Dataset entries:

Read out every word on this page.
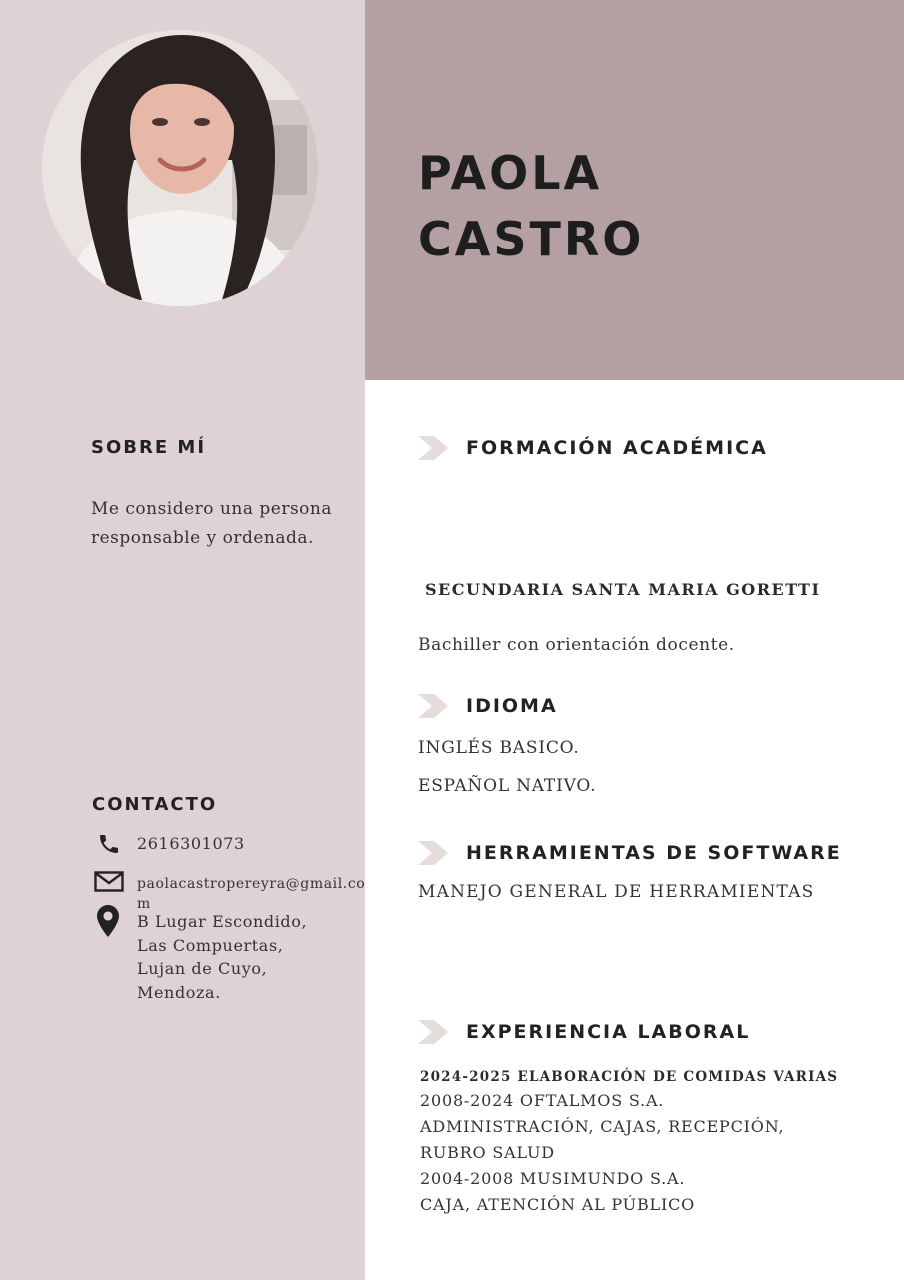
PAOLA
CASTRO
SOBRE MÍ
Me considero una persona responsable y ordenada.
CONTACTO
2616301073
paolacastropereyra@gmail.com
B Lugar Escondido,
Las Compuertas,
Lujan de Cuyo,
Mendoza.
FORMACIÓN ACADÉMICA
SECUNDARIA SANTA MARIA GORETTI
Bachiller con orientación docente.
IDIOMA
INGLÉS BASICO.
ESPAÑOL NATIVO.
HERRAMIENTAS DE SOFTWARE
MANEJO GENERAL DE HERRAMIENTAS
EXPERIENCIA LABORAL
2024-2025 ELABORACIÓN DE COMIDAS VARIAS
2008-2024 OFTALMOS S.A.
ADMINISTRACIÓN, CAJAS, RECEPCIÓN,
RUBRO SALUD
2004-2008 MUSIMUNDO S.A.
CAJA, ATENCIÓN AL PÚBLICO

* * *

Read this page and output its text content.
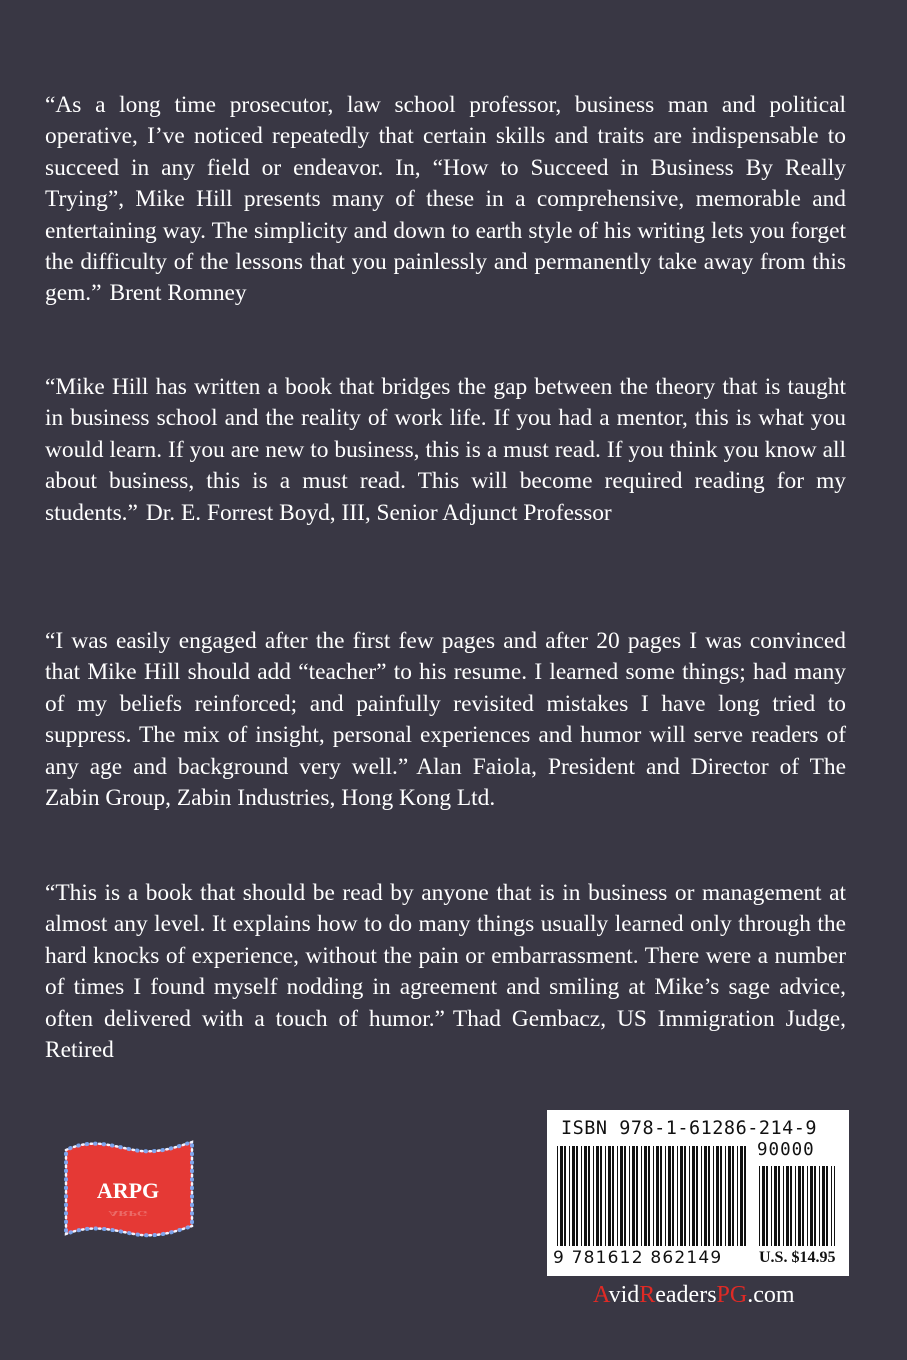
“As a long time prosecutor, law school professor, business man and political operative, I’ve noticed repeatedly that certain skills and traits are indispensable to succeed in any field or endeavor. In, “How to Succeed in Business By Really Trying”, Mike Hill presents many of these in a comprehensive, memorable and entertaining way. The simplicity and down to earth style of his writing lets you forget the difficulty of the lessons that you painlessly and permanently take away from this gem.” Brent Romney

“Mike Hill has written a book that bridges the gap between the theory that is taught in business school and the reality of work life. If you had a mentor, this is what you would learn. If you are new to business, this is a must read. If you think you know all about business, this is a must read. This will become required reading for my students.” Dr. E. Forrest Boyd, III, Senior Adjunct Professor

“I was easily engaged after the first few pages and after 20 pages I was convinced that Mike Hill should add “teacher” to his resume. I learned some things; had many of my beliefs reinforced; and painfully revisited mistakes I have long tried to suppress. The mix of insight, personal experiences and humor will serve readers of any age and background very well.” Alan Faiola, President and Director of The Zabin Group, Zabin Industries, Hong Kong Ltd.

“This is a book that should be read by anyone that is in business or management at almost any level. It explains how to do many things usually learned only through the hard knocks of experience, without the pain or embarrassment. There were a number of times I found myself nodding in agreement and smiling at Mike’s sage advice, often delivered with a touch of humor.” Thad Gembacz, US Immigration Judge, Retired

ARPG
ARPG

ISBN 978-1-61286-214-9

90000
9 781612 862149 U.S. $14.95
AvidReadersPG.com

* * *

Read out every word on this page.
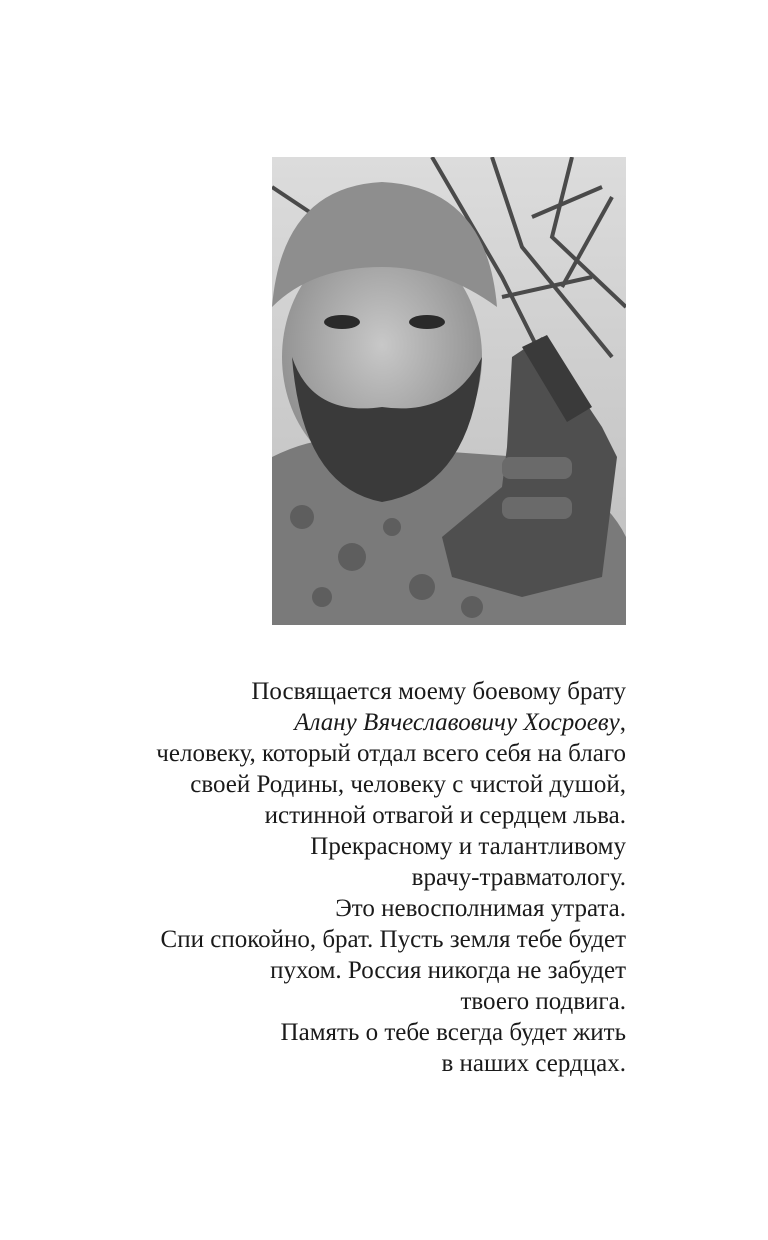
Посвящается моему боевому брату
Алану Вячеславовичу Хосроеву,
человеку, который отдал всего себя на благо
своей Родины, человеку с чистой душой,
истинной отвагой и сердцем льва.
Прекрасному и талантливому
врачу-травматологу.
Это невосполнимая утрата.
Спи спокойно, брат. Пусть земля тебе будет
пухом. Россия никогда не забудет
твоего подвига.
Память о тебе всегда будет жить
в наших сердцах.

Aim of the exercise: Show, from the listing above, each line that contains the word "человеку".

The answer:
человеку, который отдал всего себя на благо
своей Родины, человеку с чистой душой,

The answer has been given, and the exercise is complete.